### [EXERCISE MATERIALS]
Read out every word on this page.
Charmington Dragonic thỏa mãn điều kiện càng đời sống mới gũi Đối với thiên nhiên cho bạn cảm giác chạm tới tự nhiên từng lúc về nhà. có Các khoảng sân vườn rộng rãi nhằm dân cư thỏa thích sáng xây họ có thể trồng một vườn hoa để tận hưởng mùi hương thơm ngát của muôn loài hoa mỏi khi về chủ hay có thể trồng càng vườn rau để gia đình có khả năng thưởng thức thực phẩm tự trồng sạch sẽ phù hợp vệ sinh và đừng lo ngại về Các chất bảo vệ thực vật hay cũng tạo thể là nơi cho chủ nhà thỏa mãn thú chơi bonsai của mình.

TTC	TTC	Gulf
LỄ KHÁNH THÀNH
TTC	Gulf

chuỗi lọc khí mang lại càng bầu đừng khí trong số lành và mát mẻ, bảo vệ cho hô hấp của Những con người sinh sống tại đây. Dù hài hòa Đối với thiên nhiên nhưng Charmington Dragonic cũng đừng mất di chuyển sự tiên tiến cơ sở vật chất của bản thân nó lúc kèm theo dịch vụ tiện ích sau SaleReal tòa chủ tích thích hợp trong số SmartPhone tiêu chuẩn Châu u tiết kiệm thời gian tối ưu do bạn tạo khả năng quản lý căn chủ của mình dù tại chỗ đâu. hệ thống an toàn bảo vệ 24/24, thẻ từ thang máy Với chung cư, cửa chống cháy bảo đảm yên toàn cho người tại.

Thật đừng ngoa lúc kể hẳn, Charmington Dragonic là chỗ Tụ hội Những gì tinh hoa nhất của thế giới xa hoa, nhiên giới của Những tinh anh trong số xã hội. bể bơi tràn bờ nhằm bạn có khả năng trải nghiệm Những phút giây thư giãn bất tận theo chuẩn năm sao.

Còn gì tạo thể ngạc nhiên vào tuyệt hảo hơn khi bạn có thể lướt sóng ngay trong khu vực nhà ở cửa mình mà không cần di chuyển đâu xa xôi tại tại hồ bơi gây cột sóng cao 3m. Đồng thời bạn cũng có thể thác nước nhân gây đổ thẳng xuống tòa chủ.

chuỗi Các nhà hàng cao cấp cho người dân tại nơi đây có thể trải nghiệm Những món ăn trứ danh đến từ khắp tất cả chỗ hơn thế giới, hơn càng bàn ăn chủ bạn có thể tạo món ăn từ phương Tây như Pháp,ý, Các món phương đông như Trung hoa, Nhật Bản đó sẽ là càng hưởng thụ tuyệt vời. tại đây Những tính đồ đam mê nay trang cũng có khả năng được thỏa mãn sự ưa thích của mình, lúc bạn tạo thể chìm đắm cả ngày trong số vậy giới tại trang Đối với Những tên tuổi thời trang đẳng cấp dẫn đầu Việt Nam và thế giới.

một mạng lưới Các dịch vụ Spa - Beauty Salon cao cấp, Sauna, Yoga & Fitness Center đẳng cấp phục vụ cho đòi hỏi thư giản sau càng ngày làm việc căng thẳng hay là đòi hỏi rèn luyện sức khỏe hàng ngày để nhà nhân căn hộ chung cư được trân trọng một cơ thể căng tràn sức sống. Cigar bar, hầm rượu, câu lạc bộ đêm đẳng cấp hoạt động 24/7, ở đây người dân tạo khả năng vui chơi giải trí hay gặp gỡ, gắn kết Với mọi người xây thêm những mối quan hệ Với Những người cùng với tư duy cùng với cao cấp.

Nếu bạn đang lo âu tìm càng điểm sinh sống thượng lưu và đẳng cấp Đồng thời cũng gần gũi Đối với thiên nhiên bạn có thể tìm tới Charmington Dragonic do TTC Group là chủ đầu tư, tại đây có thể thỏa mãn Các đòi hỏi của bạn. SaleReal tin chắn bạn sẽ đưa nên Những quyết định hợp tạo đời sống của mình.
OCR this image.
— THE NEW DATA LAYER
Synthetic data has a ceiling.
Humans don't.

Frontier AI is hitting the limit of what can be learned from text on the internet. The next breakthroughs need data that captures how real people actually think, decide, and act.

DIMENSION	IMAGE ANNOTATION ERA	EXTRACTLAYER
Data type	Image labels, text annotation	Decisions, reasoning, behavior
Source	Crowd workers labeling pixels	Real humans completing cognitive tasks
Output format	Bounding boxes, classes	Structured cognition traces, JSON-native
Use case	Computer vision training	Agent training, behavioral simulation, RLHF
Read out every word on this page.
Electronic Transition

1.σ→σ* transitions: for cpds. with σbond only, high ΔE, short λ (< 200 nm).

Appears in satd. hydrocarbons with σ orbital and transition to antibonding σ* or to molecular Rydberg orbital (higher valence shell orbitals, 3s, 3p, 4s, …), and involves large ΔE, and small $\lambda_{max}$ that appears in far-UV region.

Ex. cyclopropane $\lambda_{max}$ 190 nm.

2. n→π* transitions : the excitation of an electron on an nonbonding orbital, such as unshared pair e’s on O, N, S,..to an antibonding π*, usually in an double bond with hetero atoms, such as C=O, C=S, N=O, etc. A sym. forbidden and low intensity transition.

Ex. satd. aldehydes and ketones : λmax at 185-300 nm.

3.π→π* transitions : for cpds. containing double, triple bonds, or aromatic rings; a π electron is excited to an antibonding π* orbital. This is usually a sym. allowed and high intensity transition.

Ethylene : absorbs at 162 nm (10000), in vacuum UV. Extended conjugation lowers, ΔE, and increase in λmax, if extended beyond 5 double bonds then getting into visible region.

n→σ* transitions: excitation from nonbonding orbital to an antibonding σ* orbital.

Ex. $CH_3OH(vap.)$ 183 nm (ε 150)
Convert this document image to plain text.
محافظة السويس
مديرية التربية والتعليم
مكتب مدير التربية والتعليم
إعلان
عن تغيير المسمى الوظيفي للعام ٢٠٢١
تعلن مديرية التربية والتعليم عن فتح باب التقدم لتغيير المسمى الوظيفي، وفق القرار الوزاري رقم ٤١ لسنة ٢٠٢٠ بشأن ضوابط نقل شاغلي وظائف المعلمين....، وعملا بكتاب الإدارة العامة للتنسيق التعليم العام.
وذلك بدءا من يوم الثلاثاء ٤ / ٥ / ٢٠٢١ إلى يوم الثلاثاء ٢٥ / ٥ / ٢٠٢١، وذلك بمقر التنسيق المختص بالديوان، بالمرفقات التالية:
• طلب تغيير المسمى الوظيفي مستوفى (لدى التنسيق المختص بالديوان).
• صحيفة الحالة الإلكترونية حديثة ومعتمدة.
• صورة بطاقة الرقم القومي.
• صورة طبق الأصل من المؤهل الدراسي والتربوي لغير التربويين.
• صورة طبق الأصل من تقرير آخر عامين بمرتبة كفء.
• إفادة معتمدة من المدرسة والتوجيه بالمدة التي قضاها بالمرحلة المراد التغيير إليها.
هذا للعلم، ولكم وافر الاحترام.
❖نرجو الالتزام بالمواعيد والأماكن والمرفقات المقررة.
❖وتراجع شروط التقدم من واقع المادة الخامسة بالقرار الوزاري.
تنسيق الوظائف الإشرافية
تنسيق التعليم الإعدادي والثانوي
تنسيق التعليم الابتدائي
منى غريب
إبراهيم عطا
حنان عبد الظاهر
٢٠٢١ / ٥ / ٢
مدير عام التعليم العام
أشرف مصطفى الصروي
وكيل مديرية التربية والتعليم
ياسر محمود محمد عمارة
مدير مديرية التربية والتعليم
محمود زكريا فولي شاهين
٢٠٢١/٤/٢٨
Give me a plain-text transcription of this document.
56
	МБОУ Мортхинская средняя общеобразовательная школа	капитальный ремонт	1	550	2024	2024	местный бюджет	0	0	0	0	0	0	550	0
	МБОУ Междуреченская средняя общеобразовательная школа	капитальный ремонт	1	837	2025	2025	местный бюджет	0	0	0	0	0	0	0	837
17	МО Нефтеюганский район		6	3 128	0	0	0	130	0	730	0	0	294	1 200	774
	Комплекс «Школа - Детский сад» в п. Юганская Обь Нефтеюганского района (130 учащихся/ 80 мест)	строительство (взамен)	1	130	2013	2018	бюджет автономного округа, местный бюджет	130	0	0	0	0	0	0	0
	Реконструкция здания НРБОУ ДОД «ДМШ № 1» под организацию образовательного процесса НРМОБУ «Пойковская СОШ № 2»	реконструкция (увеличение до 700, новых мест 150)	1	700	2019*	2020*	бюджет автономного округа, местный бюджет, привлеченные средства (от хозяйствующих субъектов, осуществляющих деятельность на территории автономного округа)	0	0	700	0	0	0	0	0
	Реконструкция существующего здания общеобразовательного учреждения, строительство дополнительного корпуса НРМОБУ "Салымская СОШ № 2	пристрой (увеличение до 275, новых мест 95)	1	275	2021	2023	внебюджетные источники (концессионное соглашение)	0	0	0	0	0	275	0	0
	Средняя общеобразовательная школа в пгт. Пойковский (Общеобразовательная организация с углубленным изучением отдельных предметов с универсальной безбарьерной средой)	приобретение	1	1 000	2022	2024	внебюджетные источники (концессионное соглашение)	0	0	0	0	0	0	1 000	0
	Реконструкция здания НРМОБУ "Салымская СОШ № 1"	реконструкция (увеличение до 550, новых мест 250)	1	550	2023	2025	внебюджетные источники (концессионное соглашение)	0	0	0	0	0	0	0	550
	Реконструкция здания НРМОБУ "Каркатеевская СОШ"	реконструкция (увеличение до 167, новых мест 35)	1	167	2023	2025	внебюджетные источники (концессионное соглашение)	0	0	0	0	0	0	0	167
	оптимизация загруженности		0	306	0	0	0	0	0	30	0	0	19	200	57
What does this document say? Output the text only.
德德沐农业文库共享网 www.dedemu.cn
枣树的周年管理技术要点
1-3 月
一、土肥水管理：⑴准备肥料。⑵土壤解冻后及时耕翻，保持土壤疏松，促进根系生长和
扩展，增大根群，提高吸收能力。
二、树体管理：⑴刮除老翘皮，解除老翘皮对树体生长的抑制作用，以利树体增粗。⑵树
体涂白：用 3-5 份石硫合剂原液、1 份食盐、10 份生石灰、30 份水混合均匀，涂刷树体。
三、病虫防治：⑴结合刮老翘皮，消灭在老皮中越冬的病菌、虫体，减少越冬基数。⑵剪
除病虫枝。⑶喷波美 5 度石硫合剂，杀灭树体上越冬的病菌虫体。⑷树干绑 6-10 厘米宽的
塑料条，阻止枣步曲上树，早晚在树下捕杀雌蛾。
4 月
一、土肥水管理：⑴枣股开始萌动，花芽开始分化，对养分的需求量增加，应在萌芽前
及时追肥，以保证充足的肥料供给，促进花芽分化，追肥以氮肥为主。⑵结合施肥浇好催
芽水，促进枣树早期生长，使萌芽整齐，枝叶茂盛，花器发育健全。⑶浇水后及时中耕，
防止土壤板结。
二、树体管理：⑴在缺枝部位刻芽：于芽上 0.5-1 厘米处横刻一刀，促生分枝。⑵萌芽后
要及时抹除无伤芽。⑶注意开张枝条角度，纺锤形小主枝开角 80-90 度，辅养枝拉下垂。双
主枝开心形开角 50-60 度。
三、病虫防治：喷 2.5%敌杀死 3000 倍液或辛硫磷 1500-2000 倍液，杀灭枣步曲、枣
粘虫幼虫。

### [EXERCISE DIRECTIONS]
Repeat the line containing "What does this" and all subsequent lines through the final line of the data, exactly and with no others.

### [REPLY]
What does this document say? Output the text only.
德德沐农业文库共享网 www.dedemu.cn
枣树的周年管理技术要点
1-3 月
一、土肥水管理：⑴准备肥料。⑵土壤解冻后及时耕翻，保持土壤疏松，促进根系生长和
扩展，增大根群，提高吸收能力。
二、树体管理：⑴刮除老翘皮，解除老翘皮对树体生长的抑制作用，以利树体增粗。⑵树
体涂白：用 3-5 份石硫合剂原液、1 份食盐、10 份生石灰、30 份水混合均匀，涂刷树体。
三、病虫防治：⑴结合刮老翘皮，消灭在老皮中越冬的病菌、虫体，减少越冬基数。⑵剪
除病虫枝。⑶喷波美 5 度石硫合剂，杀灭树体上越冬的病菌虫体。⑷树干绑 6-10 厘米宽的
塑料条，阻止枣步曲上树，早晚在树下捕杀雌蛾。
4 月
一、土肥水管理：⑴枣股开始萌动，花芽开始分化，对养分的需求量增加，应在萌芽前
及时追肥，以保证充足的肥料供给，促进花芽分化，追肥以氮肥为主。⑵结合施肥浇好催
芽水，促进枣树早期生长，使萌芽整齐，枝叶茂盛，花器发育健全。⑶浇水后及时中耕，
防止土壤板结。
二、树体管理：⑴在缺枝部位刻芽：于芽上 0.5-1 厘米处横刻一刀，促生分枝。⑵萌芽后
要及时抹除无伤芽。⑶注意开张枝条角度，纺锤形小主枝开角 80-90 度，辅养枝拉下垂。双
主枝开心形开角 50-60 度。
三、病虫防治：喷 2.5%敌杀死 3000 倍液或辛硫磷 1500-2000 倍液，杀灭枣步曲、枣
粘虫幼虫。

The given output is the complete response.